====== Dataset extract ======

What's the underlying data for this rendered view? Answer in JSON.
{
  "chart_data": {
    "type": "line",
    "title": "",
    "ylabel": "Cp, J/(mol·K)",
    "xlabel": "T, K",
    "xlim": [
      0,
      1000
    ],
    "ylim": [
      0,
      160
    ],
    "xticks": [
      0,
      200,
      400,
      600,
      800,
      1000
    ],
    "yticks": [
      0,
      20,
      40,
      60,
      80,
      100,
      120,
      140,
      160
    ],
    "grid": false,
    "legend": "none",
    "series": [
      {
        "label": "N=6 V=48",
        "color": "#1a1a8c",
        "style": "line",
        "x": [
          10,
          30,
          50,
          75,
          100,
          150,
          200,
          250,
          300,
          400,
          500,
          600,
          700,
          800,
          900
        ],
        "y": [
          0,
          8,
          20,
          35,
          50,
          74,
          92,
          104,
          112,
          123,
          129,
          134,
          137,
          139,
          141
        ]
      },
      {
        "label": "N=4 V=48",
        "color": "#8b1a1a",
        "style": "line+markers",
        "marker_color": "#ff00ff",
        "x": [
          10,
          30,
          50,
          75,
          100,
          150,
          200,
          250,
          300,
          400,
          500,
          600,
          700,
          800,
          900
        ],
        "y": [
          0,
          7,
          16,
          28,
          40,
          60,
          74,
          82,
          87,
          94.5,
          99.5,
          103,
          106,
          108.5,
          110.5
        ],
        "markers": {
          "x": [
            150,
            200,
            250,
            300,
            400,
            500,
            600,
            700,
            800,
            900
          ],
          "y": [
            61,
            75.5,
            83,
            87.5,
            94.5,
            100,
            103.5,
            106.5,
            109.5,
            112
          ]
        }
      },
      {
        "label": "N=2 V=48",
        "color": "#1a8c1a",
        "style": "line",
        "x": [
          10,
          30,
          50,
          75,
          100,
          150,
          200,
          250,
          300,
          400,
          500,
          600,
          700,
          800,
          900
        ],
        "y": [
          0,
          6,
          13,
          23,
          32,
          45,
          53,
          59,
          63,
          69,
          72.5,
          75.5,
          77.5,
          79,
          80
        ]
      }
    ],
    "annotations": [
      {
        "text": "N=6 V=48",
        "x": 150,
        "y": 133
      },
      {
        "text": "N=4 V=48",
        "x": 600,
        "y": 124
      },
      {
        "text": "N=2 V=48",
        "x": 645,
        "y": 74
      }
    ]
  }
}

======

## Aim of the task
Return every entry exactly as given.

## Solved exercise
What's the underlying data for this rendered view? Answer in JSON.
{
  "chart_data": {
    "type": "line",
    "title": "",
    "ylabel": "Cp, J/(mol·K)",
    "xlabel": "T, K",
    "xlim": [
      0,
      1000
    ],
    "ylim": [
      0,
      160
    ],
    "xticks": [
      0,
      200,
      400,
      600,
      800,
      1000
    ],
    "yticks": [
      0,
      20,
      40,
      60,
      80,
      100,
      120,
      140,
      160
    ],
    "grid": false,
    "legend": "none",
    "series": [
      {
        "label": "N=6 V=48",
        "color": "#1a1a8c",
        "style": "line",
        "x": [
          10,
          30,
          50,
          75,
          100,
          150,
          200,
          250,
          300,
          400,
          500,
          600,
          700,
          800,
          900
        ],
        "y": [
          0,
          8,
          20,
          35,
          50,
          74,
          92,
          104,
          112,
          123,
          129,
          134,
          137,
          139,
          141
        ]
      },
      {
        "label": "N=4 V=48",
        "color": "#8b1a1a",
        "style": "line+markers",
        "marker_color": "#ff00ff",
        "x": [
          10,
          30,
          50,
          75,
          100,
          150,
          200,
          250,
          300,
          400,
          500,
          600,
          700,
          800,
          900
        ],
        "y": [
          0,
          7,
          16,
          28,
          40,
          60,
          74,
          82,
          87,
          94.5,
          99.5,
          103,
          106,
          108.5,
          110.5
        ],
        "markers": {
          "x": [
            150,
            200,
            250,
            300,
            400,
            500,
            600,
            700,
            800,
            900
          ],
          "y": [
            61,
            75.5,
            83,
            87.5,
            94.5,
            100,
            103.5,
            106.5,
            109.5,
            112
          ]
        }
      },
      {
        "label": "N=2 V=48",
        "color": "#1a8c1a",
        "style": "line",
        "x": [
          10,
          30,
          50,
          75,
          100,
          150,
          200,
          250,
          300,
          400,
          500,
          600,
          700,
          800,
          900
        ],
        "y": [
          0,
          6,
          13,
          23,
          32,
          45,
          53,
          59,
          63,
          69,
          72.5,
          75.5,
          77.5,
          79,
          80
        ]
      }
    ],
    "annotations": [
      {
        "text": "N=6 V=48",
        "x": 150,
        "y": 133
      },
      {
        "text": "N=4 V=48",
        "x": 600,
        "y": 124
      },
      {
        "text": "N=2 V=48",
        "x": 645,
        "y": 74
      }
    ]
  }
}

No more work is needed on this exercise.